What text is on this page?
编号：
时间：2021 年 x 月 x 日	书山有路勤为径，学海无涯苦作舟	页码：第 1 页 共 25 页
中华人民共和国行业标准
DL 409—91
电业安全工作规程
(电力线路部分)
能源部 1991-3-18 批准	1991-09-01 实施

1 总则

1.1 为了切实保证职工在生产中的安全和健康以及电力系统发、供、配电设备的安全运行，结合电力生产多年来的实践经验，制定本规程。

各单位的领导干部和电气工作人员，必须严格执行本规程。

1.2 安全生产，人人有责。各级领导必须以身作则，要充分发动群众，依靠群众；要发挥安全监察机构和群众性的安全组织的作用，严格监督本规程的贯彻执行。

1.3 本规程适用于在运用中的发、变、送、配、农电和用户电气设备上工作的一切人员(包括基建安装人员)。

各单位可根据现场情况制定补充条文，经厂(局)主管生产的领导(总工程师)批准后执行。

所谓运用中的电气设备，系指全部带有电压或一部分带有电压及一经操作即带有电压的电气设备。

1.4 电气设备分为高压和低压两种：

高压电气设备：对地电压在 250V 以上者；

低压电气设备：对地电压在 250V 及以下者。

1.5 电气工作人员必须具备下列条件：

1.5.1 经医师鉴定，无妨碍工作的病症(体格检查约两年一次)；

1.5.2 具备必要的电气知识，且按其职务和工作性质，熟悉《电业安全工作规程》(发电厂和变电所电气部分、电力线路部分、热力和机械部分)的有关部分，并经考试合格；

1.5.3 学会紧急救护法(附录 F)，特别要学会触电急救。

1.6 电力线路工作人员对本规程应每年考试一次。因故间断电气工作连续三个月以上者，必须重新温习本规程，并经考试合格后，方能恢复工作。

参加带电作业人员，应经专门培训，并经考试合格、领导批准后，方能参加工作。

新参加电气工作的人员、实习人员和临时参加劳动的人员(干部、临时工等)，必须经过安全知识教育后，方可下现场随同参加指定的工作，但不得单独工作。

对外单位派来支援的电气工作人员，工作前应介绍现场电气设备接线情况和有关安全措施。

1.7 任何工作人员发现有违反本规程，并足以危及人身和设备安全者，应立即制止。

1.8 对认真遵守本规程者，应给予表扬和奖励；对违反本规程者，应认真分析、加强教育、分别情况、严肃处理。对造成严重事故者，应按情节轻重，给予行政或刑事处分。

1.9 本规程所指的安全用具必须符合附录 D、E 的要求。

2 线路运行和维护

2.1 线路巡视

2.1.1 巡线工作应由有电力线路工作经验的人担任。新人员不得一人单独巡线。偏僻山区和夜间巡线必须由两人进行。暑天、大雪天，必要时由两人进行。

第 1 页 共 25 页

==

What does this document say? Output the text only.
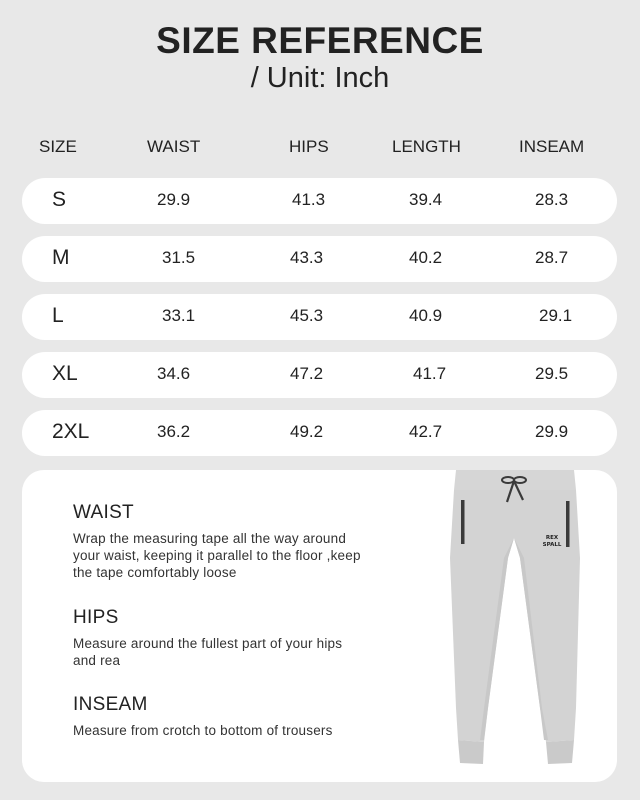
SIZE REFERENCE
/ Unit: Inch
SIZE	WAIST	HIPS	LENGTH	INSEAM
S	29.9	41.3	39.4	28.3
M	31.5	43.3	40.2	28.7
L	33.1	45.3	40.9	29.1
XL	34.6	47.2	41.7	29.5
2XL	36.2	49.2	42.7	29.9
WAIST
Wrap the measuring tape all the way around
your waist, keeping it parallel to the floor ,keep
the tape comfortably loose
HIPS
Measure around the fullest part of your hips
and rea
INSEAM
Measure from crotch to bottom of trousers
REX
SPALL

Exercise goal: Reproduce each line from the records that contains the word "tape".

Written response:
Wrap the measuring tape all the way around
the tape comfortably loose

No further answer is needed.